__Your objective__:
Take the lines from the one with "Read the values" to the end of the listing, both ends included, and quote them exactly, leaving pictures out.

__Data for this task__:
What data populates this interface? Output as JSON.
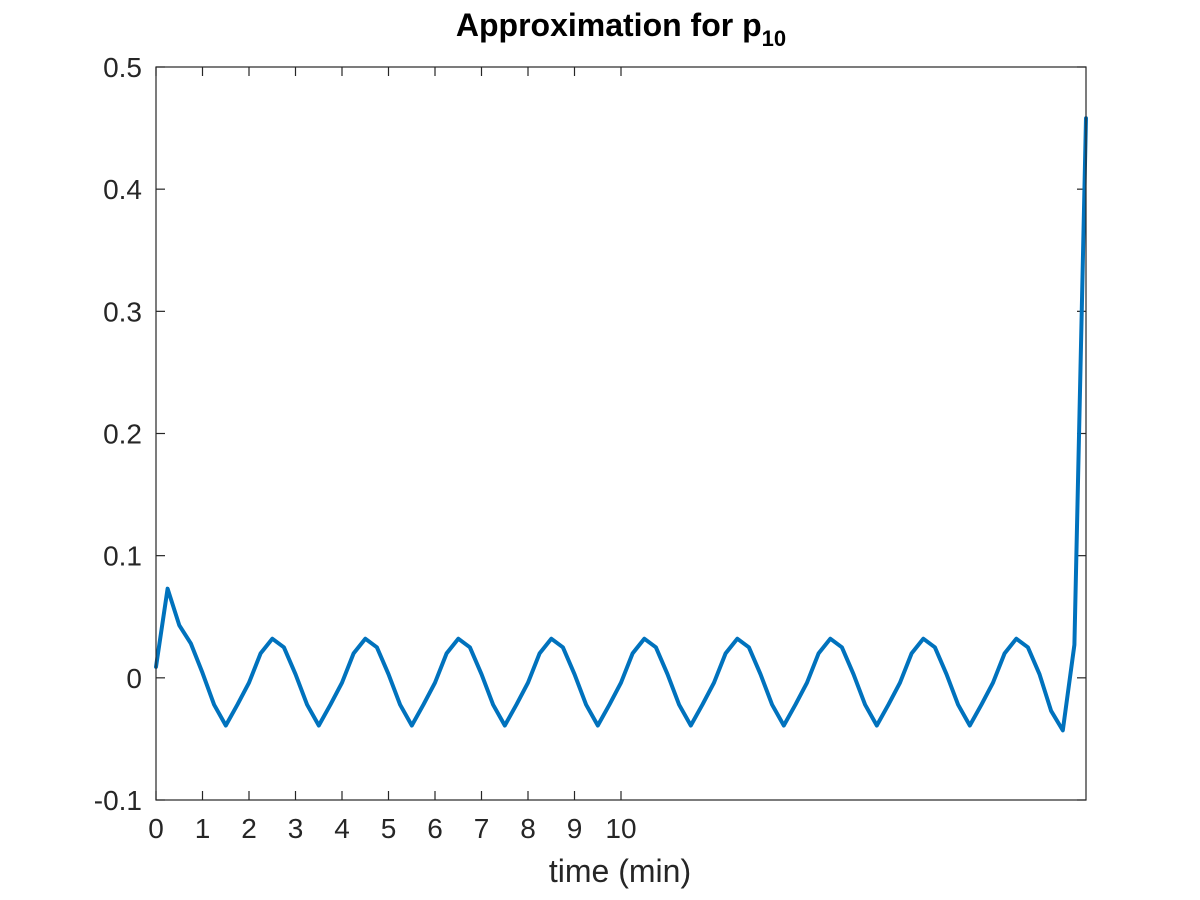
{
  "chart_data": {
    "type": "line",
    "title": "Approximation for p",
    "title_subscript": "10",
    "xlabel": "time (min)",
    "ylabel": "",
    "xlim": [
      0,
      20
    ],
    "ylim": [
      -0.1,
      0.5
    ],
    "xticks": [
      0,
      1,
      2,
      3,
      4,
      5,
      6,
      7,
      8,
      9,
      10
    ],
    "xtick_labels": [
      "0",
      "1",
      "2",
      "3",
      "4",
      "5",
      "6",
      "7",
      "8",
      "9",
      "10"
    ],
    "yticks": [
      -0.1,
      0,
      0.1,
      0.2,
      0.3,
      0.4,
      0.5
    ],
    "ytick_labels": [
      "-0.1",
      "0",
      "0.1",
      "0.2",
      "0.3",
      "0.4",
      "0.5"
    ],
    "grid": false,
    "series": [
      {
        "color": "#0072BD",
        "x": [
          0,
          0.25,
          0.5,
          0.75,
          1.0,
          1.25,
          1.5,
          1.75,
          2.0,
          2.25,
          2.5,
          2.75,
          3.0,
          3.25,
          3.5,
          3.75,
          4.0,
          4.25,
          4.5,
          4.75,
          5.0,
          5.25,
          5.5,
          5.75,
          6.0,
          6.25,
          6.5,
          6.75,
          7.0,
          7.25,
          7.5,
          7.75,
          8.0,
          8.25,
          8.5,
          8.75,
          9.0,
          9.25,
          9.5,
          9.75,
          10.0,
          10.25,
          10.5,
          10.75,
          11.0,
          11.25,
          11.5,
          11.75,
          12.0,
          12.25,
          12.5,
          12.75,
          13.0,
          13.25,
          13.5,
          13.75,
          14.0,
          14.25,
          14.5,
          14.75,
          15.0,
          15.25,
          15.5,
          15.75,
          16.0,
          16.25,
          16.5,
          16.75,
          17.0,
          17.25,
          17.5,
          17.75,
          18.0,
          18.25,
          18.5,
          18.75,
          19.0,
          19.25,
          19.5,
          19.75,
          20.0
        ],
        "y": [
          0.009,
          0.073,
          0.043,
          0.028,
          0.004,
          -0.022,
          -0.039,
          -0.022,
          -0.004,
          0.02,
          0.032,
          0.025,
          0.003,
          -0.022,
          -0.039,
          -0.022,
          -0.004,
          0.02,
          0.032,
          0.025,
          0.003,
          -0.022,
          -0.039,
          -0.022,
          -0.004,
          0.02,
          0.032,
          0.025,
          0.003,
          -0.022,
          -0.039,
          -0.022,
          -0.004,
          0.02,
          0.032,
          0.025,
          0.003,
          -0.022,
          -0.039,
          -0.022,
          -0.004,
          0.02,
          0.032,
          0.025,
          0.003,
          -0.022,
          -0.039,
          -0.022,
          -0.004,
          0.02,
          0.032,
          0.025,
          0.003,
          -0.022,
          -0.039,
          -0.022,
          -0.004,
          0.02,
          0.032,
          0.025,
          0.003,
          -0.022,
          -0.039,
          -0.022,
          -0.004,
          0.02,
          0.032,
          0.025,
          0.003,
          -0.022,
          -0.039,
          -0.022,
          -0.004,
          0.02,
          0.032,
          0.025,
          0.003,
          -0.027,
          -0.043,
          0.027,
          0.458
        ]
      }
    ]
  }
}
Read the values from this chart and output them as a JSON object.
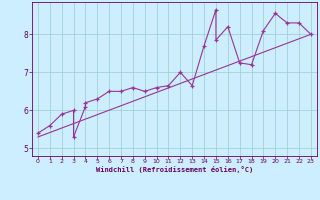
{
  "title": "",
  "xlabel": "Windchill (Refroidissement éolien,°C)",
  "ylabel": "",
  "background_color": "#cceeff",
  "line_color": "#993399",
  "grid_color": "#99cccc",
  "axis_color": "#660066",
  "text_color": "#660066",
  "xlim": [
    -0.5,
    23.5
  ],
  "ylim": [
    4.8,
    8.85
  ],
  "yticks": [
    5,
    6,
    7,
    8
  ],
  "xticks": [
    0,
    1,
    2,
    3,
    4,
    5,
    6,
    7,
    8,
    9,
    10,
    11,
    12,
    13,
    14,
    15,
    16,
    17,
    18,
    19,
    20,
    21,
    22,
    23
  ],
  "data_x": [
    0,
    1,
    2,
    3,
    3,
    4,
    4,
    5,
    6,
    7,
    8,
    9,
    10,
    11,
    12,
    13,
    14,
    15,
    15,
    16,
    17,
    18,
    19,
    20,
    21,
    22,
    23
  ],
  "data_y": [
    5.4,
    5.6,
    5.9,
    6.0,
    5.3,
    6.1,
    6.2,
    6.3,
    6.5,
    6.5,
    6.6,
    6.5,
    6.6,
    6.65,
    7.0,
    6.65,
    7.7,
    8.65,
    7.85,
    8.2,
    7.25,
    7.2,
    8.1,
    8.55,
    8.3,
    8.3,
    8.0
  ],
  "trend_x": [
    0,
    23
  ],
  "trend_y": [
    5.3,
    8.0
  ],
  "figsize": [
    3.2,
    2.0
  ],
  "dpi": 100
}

__Written response__:
Read the values from this chart and output them as a JSON object.
{
  "title": "",
  "xlabel": "Windchill (Refroidissement éolien,°C)",
  "ylabel": "",
  "background_color": "#cceeff",
  "line_color": "#993399",
  "grid_color": "#99cccc",
  "axis_color": "#660066",
  "text_color": "#660066",
  "xlim": [
    -0.5,
    23.5
  ],
  "ylim": [
    4.8,
    8.85
  ],
  "yticks": [
    5,
    6,
    7,
    8
  ],
  "xticks": [
    0,
    1,
    2,
    3,
    4,
    5,
    6,
    7,
    8,
    9,
    10,
    11,
    12,
    13,
    14,
    15,
    16,
    17,
    18,
    19,
    20,
    21,
    22,
    23
  ],
  "data_x": [
    0,
    1,
    2,
    3,
    3,
    4,
    4,
    5,
    6,
    7,
    8,
    9,
    10,
    11,
    12,
    13,
    14,
    15,
    15,
    16,
    17,
    18,
    19,
    20,
    21,
    22,
    23
  ],
  "data_y": [
    5.4,
    5.6,
    5.9,
    6.0,
    5.3,
    6.1,
    6.2,
    6.3,
    6.5,
    6.5,
    6.6,
    6.5,
    6.6,
    6.65,
    7.0,
    6.65,
    7.7,
    8.65,
    7.85,
    8.2,
    7.25,
    7.2,
    8.1,
    8.55,
    8.3,
    8.3,
    8.0
  ],
  "trend_x": [
    0,
    23
  ],
  "trend_y": [
    5.3,
    8.0
  ],
  "figsize": [
    3.2,
    2.0
  ],
  "dpi": 100
}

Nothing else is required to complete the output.